RECORDS FOR THIS TASK
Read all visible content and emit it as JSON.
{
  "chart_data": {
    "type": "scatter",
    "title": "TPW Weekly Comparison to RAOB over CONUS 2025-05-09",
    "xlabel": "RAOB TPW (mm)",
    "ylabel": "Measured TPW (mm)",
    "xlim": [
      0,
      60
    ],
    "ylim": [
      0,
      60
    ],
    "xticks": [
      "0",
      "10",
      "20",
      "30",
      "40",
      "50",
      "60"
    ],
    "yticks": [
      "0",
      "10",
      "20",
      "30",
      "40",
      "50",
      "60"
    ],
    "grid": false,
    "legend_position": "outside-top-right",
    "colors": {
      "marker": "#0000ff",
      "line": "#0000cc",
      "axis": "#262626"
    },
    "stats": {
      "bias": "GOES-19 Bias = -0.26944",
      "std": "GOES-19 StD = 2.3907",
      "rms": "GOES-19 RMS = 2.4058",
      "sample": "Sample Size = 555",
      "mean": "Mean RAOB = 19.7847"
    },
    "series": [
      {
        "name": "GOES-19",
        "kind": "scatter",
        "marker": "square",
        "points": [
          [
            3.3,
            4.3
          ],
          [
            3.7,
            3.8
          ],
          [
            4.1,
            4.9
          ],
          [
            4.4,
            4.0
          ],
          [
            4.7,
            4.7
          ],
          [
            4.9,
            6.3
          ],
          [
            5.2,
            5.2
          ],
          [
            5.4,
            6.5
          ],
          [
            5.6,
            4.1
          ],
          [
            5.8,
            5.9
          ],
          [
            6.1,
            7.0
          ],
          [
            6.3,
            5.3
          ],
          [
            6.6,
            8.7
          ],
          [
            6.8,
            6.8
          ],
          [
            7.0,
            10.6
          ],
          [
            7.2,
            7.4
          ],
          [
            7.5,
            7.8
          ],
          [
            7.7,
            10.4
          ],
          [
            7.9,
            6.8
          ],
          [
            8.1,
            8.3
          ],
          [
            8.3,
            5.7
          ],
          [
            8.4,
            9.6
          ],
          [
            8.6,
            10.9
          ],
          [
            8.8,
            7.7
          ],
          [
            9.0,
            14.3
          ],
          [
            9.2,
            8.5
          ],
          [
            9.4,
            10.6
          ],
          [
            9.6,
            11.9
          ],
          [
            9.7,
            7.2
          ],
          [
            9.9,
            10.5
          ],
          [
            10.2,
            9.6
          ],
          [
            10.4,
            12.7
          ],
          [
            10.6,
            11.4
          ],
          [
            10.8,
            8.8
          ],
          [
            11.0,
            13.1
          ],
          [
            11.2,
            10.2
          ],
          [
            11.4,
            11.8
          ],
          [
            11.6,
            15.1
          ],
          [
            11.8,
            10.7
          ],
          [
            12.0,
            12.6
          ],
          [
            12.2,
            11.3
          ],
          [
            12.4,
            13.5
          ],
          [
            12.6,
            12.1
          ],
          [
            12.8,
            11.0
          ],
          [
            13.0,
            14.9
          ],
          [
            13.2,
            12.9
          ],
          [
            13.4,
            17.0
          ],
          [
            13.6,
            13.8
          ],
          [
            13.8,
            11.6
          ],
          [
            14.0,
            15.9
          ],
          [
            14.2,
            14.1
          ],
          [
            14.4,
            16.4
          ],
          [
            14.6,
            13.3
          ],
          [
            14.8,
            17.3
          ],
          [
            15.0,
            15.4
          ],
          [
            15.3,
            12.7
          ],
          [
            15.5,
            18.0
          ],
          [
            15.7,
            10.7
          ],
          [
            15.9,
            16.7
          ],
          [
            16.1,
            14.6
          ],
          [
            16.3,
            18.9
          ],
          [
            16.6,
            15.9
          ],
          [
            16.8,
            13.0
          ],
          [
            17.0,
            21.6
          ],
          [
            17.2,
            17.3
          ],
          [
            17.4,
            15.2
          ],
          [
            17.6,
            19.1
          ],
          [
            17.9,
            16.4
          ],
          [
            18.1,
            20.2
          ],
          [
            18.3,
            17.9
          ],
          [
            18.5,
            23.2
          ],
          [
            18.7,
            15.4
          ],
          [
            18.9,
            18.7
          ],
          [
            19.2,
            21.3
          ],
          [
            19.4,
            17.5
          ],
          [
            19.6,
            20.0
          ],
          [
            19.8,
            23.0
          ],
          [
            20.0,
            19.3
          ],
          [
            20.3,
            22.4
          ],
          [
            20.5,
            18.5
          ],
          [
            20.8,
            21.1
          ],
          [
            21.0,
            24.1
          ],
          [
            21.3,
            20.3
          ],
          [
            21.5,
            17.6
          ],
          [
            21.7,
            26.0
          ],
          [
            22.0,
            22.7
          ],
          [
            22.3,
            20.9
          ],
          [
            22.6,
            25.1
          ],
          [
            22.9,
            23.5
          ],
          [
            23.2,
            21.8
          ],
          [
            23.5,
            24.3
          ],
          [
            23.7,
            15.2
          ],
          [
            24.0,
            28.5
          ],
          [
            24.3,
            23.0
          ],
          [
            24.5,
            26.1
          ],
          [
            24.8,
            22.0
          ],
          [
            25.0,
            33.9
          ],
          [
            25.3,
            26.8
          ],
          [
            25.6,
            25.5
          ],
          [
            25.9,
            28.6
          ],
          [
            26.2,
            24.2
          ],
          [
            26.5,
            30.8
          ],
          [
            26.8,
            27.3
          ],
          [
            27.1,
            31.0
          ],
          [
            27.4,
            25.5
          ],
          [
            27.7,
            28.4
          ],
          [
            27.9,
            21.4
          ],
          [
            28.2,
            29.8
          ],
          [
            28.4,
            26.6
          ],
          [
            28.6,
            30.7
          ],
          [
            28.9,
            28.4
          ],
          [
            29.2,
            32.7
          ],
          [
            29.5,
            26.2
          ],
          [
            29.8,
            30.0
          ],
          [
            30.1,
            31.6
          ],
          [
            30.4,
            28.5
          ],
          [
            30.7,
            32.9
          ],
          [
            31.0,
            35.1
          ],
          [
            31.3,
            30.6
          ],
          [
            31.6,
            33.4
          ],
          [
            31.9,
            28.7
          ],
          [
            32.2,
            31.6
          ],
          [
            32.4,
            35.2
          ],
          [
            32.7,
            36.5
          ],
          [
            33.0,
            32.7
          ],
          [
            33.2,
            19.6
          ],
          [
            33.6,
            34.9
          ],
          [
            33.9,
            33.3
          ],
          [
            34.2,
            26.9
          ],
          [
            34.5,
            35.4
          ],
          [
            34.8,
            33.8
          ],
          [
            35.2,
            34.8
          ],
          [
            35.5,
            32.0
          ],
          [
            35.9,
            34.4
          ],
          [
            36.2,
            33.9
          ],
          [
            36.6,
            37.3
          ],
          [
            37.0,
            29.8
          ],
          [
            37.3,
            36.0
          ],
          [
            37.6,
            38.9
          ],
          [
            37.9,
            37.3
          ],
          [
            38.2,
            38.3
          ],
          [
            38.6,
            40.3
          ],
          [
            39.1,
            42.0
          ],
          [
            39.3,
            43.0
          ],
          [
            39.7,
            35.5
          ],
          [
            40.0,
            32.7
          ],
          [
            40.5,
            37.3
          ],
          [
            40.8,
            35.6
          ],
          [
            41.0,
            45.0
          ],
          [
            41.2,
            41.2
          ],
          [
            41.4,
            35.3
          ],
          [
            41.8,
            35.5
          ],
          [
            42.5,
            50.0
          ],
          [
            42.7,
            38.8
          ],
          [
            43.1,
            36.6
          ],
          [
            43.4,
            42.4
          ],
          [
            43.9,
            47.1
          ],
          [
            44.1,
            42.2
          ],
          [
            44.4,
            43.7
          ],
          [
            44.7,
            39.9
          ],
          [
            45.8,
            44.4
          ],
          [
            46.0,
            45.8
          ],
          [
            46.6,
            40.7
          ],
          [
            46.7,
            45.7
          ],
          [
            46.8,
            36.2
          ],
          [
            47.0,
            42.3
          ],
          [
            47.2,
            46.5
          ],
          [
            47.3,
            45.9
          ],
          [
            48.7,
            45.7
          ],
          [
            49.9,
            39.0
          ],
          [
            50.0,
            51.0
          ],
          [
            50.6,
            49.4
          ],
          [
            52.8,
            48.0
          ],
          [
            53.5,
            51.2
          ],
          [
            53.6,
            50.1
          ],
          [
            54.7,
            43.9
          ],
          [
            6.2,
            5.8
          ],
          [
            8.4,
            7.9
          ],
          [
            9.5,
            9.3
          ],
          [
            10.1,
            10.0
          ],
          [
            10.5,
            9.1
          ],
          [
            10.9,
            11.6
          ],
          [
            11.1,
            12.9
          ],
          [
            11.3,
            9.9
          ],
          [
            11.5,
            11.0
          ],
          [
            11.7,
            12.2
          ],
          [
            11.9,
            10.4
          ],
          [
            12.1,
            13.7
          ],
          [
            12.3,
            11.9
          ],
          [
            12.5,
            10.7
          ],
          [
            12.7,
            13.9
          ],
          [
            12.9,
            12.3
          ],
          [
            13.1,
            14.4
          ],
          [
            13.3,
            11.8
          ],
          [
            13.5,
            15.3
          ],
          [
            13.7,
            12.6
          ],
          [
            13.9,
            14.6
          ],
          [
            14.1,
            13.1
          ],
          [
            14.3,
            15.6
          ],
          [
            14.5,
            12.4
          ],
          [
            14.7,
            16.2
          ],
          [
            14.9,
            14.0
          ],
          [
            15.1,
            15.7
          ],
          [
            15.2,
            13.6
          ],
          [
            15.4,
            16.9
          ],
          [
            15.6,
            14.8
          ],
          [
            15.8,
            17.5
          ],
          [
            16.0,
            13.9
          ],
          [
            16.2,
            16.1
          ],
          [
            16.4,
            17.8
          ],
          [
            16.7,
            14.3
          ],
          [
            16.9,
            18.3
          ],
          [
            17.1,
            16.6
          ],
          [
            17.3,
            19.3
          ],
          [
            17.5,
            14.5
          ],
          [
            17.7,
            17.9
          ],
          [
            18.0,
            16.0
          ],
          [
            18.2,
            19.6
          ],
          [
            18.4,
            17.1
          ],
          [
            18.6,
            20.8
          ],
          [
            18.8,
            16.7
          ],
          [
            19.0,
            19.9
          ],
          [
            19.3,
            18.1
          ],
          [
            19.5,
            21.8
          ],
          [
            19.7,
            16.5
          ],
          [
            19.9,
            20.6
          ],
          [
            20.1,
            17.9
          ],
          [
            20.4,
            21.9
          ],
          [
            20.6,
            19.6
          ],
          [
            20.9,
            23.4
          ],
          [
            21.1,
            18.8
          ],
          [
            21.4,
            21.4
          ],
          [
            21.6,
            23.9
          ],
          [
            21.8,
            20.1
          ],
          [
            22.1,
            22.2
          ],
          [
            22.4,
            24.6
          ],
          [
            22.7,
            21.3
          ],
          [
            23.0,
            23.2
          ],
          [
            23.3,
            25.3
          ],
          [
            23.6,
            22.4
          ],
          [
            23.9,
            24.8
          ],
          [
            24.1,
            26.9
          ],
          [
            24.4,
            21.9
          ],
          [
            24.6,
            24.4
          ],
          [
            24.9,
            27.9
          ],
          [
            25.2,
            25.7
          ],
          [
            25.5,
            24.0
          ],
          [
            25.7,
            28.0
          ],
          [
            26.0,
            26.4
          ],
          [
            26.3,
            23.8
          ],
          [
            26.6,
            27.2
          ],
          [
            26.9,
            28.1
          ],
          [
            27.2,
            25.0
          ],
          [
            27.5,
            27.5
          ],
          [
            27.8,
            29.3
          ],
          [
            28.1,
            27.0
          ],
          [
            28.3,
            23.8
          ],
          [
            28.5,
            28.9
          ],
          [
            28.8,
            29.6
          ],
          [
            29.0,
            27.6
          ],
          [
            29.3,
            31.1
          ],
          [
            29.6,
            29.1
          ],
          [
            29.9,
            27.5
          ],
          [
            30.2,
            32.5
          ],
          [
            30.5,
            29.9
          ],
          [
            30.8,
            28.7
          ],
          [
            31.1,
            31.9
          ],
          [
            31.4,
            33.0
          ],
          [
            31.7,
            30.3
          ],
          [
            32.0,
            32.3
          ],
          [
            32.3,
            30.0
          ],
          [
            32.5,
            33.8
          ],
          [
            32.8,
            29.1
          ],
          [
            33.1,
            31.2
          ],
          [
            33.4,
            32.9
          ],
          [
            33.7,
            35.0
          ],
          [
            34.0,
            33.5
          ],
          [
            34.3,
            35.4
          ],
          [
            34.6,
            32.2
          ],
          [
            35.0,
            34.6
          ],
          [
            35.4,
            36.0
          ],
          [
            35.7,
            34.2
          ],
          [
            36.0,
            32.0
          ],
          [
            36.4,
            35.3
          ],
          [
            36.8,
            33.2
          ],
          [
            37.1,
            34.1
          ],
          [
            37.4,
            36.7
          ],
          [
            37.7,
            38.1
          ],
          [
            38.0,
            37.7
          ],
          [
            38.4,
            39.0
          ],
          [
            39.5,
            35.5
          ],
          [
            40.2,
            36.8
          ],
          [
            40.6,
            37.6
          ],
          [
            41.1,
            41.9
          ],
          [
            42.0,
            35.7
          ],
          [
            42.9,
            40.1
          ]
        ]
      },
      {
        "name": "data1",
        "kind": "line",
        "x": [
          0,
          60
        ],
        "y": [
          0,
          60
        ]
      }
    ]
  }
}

WHAT YOU SHOULD DO
Scan the listing above. Collect all lines with the word "GOES".

CORRECT ANSWER
      "bias": "GOES-19 Bias = -0.26944",
      "std": "GOES-19 StD = 2.3907",
      "rms": "GOES-19 RMS = 2.4058",
        "name": "GOES-19",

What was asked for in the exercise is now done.